» WORK INSTRUCTIONS: Write out the data below exactly as given, without any of its pictures.

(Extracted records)
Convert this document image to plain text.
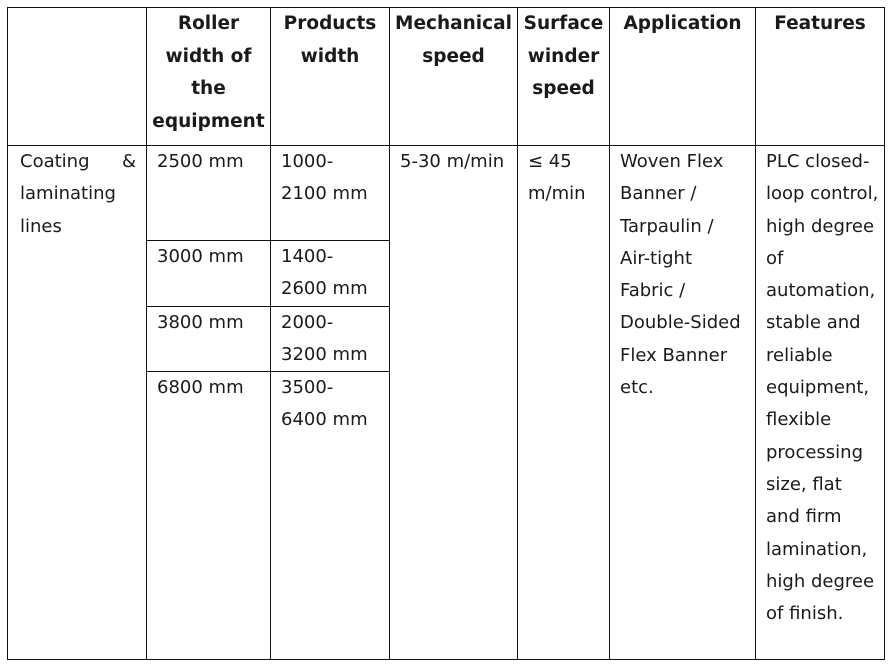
	Roller width of the equipment	Products width	Mechanical speed	Surface winder speed	Application	Features

Coating & laminating lines	2500 mm	1000-2100 mm	5-30 m/min	≤ 45 m/min	Woven Flex Banner / Tarpaulin / Air-tight Fabric / Double-Sided Flex Banner etc.	PLC closed-loop control, high degree of automation, stable and reliable equipment, flexible processing size, flat and firm lamination, high degree of finish.

	3000 mm	1400-2600 mm				

	3800 mm	2000-3200 mm				

	6800 mm	3500-6400 mm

» PROBLEM SOLUTION:
Convert this document image to plain text.
	Roller width of the equipment	Products width	Mechanical speed	Surface winder speed	Application	Features

Coating & laminating lines	2500 mm	1000-2100 mm	5-30 m/min	≤ 45 m/min	Woven Flex Banner / Tarpaulin / Air-tight Fabric / Double-Sided Flex Banner etc.	PLC closed-loop control, high degree of automation, stable and reliable equipment, flexible processing size, flat and firm lamination, high degree of finish.

	3000 mm	1400-2600 mm				

	3800 mm	2000-3200 mm				

	6800 mm	3500-6400 mm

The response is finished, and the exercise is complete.